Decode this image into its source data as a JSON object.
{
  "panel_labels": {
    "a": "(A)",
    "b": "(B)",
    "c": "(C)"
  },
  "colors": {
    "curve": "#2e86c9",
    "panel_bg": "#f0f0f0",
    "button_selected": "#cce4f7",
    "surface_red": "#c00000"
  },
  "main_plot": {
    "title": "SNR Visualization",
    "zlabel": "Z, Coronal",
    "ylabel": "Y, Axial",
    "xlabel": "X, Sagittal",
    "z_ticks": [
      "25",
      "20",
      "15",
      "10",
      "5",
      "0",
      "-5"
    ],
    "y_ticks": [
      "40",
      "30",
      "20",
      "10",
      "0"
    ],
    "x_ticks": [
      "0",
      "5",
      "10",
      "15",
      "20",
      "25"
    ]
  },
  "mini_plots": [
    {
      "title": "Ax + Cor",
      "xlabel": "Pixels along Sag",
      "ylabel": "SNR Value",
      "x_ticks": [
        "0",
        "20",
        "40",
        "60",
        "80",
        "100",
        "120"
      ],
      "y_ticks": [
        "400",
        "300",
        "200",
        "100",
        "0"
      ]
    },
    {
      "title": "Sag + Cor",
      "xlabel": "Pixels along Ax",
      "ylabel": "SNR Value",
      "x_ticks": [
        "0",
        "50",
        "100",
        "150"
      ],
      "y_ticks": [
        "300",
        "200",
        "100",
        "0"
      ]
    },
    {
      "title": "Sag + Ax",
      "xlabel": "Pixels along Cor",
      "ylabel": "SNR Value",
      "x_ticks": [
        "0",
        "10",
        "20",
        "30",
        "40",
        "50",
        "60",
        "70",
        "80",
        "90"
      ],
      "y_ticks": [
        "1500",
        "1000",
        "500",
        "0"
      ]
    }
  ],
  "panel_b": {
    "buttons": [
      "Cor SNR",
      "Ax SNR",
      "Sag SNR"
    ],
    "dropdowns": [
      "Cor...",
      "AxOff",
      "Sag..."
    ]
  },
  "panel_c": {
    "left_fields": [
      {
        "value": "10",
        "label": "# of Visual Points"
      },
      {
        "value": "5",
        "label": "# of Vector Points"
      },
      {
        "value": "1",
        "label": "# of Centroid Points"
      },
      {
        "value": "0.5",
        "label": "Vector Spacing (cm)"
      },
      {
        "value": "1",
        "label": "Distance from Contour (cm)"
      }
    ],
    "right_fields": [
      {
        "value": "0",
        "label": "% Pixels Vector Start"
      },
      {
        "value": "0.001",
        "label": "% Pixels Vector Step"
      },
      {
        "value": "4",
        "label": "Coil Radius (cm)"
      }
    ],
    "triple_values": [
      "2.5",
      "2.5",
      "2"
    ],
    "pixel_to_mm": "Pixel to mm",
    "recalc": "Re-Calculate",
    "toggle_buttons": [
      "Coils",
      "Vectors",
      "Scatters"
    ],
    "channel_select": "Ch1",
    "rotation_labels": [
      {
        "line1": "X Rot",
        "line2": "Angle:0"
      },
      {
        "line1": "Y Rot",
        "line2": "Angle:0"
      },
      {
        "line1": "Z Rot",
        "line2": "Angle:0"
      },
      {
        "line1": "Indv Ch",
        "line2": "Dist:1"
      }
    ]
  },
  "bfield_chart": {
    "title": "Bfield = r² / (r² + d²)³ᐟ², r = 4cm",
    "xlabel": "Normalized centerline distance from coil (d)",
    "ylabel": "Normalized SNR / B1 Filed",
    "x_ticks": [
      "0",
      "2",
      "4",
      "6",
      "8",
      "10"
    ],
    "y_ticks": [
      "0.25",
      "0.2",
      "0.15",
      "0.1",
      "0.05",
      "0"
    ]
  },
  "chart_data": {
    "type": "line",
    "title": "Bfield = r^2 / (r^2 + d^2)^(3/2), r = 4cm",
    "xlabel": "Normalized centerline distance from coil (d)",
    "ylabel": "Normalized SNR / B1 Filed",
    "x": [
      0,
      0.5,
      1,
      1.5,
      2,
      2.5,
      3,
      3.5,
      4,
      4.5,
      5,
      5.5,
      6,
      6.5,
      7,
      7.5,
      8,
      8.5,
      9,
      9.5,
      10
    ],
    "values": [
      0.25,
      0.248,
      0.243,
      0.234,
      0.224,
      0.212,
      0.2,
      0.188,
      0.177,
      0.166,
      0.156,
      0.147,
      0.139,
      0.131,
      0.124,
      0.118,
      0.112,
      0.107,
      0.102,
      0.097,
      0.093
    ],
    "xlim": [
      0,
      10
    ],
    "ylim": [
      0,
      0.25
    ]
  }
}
- - - - -
**Exercise aim**
Search the entries for the word "xlabel" and gather every line where it appears.

**Exercise solution**
    "xlabel": "X, Sagittal",
      "xlabel": "Pixels along Sag",
      "xlabel": "Pixels along Ax",
      "xlabel": "Pixels along Cor",
    "xlabel": "Normalized centerline distance from coil (d)",
    "xlabel": "Normalized centerline distance from coil (d)",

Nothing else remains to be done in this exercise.